═════ EXTRACTED DATA

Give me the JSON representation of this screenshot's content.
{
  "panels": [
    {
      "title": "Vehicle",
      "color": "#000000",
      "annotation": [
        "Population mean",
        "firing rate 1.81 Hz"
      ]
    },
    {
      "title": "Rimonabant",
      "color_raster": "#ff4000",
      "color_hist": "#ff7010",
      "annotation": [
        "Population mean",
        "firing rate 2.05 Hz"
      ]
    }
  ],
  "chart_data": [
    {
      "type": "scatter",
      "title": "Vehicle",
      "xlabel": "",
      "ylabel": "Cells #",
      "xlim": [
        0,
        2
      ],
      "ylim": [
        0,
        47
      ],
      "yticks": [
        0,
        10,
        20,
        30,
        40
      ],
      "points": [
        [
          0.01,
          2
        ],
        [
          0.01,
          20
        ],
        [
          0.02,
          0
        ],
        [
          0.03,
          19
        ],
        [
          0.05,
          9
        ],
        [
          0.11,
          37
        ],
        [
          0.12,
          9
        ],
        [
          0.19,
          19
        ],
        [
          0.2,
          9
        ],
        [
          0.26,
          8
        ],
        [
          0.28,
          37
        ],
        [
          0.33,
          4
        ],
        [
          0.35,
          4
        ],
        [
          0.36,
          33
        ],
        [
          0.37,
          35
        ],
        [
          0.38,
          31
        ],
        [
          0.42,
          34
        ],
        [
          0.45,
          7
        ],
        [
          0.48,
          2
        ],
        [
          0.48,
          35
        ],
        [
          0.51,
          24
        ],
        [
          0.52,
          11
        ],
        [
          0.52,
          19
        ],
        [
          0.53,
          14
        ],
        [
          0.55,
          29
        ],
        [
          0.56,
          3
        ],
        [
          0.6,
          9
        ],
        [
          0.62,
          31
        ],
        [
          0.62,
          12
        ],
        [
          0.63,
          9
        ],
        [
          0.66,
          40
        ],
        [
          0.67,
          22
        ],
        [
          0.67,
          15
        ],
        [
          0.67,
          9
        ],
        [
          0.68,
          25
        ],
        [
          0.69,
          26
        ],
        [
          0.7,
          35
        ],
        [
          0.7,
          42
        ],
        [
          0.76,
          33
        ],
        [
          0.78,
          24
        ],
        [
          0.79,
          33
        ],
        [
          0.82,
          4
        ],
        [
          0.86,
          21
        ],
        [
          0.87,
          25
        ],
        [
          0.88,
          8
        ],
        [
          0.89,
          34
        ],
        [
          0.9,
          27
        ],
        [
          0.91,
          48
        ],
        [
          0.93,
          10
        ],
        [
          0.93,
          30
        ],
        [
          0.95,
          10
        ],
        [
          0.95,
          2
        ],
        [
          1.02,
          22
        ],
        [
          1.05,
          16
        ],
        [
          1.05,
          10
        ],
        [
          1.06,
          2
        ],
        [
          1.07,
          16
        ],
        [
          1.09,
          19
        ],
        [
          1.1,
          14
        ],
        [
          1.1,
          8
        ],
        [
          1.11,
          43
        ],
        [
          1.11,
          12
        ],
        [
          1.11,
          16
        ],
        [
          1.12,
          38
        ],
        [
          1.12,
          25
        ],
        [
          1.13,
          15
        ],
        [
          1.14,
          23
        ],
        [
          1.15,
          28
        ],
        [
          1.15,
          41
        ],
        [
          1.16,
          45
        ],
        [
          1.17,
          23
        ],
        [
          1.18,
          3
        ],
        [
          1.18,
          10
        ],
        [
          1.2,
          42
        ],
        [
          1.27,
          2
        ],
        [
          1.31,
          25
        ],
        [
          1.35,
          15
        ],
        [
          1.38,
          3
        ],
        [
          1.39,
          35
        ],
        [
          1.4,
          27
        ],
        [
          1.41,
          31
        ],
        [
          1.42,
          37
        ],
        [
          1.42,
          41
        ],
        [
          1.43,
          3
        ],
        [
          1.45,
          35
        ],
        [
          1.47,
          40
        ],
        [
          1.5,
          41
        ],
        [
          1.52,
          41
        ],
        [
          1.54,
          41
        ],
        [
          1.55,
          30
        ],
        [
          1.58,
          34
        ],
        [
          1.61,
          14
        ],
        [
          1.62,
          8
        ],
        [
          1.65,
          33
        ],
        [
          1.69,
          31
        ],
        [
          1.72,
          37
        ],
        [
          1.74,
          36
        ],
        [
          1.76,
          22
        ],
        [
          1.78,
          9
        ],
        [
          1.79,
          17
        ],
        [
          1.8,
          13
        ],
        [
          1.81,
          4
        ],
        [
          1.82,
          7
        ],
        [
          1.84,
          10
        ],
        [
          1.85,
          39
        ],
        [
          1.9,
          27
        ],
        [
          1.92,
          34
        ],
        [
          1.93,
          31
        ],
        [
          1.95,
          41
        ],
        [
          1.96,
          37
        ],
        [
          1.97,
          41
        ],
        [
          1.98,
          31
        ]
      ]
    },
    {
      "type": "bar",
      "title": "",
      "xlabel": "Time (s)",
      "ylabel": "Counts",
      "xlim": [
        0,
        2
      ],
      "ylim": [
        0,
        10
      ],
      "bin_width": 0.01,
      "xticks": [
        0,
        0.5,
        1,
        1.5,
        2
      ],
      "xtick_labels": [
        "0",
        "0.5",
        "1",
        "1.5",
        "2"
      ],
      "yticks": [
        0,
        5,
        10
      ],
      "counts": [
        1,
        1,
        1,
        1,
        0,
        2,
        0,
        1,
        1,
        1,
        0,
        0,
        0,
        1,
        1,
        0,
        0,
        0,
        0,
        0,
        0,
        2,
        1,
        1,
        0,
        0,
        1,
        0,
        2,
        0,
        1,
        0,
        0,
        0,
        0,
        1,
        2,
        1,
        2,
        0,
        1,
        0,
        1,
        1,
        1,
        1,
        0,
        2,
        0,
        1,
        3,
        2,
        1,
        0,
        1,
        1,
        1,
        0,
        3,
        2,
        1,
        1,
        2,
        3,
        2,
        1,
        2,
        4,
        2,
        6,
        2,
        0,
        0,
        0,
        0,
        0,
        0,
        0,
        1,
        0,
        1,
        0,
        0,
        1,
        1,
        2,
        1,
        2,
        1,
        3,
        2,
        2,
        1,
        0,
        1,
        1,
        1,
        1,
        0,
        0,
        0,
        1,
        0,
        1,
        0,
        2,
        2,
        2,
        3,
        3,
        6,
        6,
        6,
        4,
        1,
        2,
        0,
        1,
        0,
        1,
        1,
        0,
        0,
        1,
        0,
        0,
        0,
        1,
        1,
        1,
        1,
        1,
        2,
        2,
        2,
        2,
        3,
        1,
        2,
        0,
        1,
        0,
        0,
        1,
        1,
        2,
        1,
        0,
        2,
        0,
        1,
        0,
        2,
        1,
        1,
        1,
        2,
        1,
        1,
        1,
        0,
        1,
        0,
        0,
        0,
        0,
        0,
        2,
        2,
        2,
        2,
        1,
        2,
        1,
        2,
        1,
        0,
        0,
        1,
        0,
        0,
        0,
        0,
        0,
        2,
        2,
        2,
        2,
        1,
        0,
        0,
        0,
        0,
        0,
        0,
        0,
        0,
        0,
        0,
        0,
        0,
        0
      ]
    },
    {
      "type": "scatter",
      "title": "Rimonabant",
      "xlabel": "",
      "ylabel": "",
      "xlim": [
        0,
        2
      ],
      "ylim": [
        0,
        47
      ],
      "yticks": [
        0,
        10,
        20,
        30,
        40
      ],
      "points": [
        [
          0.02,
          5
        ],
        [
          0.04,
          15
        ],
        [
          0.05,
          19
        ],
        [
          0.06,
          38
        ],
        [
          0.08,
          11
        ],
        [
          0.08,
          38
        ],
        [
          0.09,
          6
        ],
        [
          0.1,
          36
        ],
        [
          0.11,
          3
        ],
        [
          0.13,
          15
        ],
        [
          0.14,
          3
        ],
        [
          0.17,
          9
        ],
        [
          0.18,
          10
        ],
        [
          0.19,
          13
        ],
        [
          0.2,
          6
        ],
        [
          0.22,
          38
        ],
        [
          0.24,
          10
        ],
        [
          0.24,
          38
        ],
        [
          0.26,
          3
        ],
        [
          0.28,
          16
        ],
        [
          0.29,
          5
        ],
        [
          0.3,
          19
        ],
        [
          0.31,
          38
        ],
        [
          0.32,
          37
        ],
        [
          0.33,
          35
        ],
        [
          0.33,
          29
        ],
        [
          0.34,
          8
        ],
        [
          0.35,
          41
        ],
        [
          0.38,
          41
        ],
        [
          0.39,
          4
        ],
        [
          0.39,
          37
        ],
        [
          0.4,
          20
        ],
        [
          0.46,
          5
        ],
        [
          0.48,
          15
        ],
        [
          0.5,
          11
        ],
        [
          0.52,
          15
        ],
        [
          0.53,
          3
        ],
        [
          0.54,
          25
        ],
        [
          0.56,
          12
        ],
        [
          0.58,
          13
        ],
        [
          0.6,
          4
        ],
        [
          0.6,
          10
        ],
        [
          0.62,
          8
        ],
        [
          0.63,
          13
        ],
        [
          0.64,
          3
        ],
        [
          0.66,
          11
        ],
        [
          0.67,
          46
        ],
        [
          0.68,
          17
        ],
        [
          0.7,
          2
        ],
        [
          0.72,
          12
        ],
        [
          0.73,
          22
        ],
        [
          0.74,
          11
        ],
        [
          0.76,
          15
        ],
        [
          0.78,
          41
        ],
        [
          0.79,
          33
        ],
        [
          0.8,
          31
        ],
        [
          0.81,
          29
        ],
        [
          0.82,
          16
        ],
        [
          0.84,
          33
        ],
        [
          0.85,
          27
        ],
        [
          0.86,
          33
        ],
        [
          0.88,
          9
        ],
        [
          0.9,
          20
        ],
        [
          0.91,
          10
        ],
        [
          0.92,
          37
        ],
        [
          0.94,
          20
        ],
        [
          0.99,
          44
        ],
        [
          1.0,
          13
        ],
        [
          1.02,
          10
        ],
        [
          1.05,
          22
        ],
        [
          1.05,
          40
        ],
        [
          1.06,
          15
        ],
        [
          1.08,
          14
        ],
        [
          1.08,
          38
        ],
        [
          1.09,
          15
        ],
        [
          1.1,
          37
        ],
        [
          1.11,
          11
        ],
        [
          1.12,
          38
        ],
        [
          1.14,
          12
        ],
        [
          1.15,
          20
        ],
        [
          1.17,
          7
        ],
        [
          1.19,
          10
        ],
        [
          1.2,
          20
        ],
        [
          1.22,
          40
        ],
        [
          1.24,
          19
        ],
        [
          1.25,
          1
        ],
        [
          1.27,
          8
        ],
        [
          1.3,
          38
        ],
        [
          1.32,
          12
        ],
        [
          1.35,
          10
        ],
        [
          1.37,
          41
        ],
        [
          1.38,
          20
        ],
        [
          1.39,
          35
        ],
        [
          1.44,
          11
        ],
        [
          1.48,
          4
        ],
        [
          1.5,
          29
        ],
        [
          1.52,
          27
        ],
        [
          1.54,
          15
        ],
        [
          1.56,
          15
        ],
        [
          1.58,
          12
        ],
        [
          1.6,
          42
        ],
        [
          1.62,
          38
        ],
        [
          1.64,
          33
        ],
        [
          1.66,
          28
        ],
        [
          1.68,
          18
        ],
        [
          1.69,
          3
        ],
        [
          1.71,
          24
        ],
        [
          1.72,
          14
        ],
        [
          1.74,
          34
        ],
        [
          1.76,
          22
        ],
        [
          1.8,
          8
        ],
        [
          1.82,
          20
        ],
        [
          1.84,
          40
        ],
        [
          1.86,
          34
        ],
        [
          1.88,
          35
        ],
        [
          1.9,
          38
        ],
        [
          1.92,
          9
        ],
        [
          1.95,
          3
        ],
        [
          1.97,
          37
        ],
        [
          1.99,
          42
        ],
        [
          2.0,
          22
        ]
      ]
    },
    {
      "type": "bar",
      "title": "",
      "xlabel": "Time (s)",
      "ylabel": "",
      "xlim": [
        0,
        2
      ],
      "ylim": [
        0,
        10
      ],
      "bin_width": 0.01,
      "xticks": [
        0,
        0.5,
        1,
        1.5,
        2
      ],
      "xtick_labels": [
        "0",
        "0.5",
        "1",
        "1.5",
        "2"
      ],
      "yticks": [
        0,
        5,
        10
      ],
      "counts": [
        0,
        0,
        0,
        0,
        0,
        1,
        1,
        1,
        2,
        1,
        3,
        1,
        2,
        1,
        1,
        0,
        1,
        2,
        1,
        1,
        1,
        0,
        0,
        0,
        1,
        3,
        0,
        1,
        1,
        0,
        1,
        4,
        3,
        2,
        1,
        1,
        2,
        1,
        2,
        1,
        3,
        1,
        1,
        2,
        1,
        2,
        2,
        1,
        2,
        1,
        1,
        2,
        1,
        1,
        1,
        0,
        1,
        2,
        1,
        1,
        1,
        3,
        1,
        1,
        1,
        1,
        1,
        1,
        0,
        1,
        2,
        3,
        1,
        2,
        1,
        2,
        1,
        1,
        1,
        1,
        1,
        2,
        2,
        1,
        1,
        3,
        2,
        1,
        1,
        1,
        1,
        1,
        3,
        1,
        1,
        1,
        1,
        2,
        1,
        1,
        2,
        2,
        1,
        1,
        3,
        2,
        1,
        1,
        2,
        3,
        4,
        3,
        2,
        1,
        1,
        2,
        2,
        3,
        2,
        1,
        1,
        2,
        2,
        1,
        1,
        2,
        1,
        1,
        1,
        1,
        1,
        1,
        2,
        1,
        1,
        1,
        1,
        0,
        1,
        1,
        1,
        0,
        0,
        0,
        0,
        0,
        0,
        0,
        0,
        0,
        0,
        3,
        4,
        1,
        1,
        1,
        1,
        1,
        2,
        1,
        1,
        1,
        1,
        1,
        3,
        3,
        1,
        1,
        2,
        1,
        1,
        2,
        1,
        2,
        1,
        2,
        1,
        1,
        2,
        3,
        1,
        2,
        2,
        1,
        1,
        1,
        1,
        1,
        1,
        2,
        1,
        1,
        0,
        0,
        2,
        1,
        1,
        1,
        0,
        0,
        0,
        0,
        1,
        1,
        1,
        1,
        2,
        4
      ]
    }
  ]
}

══════════

Reply with one number only, the count of lines above that hold the string "ylabel".

**ANSWER IN FULL:** 4